DOCUMENT EXTRACT

Glossary: Racism Terminology

  • Affirmative Action – An action or policy favoring those who tend to suffer from discrimination, especially in relation to employment or education.
  • Bigotry

    Intolerance toward those who hold different opinions from yourself.

  • Cognitive Dissonance – What occurs when a person is holding onto contradictory ideas simultaneously (eg. espousing freedom for all while demonstrably supporting practices that oppose that).
  • Environmental Justice – Any policy, practice or directive that differentially affects or disadvantages (whether intentionally or unintentionally) individuals, groups or communities based on race or ethnicity. It combines with public policies and industry practices to provide benefits for whites while shifting costs to people of color. Numerous studies have shown that heavily polluting industries in North America such as mining and manufacturing, garbage dumps, toxic waste sites, medical waste incinerators and congested freeways are located disproportionately in communities of color in rural, urban and suburban areas and on Native American land. Higher levels of air, water and land pollution lead directly to higher levels of asthma, cancer and other illnesses, i.e. increased mortality for children and adults. In addition, people of color are, in general, more likely to have jobs with higher exposure to contaminants such as pesticides, asbestos, lead, and other toxic chemicals. Finally, people of color are most likely to experience lack of access to clean air and water and uncontaminated, affordable and healthy food. (Paul Kivel)
  • Gerrymandering – The process of manipulating the boundaries of (an electoral constituency) so as to favor one party or class.
  • Gentrification – TBF
  • Implicit Bias/Unconscious Bias – Attitudes or stereotypes that affect our understanding, actions and decisions at an unconscious level (eg. commenting that a black person “is so articulate” – while being unaware of how that seems to imply that blacks are normally NOT articulate).
  • Jim Crow – TBF
  • Racism

    Racism in the U.S. is a system in which white people are able to enforce their power and privilege over non-whites through political, economic and institutional means. Therefore racism can be described as “prejudice multiplied by power,” as the two work together to create the system of inequality. 100 units of Black prejudice multiplied by 0 units of power gives 0 units of racism (correct equation), whereas 100 units of Black prejudice added to 0 units of power gives 100 units of racism (incorrect equation).

RECORD SET
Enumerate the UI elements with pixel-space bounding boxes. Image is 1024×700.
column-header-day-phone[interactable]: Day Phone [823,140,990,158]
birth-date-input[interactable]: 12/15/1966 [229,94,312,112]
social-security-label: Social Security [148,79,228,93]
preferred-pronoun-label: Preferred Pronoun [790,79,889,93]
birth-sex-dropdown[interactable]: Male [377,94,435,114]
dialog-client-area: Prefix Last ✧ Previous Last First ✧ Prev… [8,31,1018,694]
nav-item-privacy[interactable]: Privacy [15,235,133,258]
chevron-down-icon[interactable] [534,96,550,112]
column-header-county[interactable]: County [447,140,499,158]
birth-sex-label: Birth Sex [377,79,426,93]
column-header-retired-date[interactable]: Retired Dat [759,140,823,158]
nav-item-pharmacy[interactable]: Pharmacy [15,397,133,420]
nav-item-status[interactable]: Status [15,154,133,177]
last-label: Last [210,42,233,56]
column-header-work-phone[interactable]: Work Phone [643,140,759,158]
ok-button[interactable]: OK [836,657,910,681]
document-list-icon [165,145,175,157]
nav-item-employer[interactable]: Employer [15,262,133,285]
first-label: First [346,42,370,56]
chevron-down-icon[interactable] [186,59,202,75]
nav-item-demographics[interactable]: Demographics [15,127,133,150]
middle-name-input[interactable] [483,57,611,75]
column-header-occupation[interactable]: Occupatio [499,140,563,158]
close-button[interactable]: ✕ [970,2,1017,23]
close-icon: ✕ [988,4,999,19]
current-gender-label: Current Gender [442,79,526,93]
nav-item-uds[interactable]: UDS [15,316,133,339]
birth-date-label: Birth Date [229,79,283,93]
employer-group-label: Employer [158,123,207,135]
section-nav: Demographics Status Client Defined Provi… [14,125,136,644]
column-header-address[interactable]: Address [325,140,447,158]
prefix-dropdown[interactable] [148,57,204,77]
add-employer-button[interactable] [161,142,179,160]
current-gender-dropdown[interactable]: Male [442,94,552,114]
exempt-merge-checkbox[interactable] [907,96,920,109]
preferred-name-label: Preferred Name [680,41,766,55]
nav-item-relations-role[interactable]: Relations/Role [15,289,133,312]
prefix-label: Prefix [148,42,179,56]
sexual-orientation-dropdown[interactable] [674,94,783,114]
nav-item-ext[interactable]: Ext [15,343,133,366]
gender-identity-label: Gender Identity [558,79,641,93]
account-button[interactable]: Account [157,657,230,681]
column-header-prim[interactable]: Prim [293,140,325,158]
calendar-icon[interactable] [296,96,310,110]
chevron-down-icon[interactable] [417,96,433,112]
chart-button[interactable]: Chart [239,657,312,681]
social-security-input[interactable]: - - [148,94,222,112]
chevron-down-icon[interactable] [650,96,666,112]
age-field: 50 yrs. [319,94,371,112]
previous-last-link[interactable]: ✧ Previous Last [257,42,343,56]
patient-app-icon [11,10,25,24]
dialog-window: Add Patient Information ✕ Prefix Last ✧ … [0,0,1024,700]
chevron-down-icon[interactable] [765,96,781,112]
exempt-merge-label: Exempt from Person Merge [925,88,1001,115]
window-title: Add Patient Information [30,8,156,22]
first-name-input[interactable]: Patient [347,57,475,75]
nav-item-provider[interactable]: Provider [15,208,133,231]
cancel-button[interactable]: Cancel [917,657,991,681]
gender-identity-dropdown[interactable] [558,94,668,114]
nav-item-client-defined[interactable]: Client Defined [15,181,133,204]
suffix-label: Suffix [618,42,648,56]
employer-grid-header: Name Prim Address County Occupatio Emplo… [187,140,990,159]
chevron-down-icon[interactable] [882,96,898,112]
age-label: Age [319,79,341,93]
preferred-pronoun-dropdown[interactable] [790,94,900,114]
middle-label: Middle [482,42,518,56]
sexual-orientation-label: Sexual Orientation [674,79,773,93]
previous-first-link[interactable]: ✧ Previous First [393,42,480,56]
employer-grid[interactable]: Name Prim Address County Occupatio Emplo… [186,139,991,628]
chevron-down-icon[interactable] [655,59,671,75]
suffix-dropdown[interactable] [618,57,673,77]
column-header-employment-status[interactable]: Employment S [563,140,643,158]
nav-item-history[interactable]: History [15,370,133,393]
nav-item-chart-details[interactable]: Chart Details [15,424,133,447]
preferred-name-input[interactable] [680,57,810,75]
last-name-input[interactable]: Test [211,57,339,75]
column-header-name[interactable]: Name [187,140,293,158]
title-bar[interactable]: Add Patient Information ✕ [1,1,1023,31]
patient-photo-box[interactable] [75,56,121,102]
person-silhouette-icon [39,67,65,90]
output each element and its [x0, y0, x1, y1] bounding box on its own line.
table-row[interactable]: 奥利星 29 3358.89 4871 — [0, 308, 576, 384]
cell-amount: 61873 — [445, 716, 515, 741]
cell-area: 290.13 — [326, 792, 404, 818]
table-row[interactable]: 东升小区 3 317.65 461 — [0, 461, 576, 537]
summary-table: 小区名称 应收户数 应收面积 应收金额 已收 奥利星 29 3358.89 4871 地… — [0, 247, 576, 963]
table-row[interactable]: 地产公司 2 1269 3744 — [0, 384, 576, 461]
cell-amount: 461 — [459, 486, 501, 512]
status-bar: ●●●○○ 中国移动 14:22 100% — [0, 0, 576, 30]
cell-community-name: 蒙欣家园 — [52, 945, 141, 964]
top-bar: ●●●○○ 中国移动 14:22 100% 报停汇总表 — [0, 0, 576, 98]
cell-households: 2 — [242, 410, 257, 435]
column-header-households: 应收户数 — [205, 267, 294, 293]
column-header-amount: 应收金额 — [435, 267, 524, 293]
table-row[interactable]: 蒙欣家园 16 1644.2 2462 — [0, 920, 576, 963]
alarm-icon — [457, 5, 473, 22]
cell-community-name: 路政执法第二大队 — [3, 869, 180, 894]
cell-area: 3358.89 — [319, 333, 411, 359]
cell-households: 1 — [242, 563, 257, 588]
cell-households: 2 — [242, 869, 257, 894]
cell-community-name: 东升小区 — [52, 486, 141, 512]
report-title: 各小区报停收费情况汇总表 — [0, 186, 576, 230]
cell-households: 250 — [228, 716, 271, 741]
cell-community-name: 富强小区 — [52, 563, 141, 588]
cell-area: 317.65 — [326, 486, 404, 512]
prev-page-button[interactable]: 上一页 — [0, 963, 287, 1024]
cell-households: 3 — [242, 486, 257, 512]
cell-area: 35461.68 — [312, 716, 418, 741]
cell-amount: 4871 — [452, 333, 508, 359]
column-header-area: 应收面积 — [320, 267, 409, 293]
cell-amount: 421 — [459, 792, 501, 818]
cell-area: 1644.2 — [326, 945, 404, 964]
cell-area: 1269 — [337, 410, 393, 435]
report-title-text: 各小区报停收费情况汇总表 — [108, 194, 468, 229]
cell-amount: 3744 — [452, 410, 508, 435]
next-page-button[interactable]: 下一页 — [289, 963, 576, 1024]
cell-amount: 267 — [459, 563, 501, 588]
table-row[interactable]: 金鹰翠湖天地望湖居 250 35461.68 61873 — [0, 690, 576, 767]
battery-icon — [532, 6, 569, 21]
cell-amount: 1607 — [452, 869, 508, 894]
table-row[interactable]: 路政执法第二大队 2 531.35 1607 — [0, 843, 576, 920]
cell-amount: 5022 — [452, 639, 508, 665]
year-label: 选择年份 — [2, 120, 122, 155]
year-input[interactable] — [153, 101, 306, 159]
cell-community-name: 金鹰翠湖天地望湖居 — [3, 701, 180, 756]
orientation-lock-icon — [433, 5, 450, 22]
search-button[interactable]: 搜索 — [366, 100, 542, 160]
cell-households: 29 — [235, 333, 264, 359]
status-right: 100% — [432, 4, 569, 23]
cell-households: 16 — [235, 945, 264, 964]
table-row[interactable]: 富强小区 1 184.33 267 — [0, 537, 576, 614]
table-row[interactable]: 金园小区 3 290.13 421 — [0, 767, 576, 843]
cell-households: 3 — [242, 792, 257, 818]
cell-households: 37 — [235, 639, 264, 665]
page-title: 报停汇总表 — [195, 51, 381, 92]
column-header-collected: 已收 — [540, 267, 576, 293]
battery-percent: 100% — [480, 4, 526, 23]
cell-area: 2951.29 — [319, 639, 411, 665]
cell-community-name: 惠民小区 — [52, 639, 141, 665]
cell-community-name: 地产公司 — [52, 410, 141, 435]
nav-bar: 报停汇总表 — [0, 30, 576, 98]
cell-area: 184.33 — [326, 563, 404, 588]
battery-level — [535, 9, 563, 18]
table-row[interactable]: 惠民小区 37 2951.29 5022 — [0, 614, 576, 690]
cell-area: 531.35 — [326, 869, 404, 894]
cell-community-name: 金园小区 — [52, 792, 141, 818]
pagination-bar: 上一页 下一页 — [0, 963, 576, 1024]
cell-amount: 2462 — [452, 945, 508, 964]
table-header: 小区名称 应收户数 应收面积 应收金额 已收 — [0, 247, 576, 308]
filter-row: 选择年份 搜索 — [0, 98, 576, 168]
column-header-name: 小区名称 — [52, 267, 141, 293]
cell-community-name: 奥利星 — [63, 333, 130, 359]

WHAT THE TASK ASKS
In the glossary of racism terminology, the Environmental Justice entry says people of color are more likely to hold jobs with higher exposure to certain contaminants. List each contaminant it names specifically.

RESPONSE
Pesticides, asbestos, lead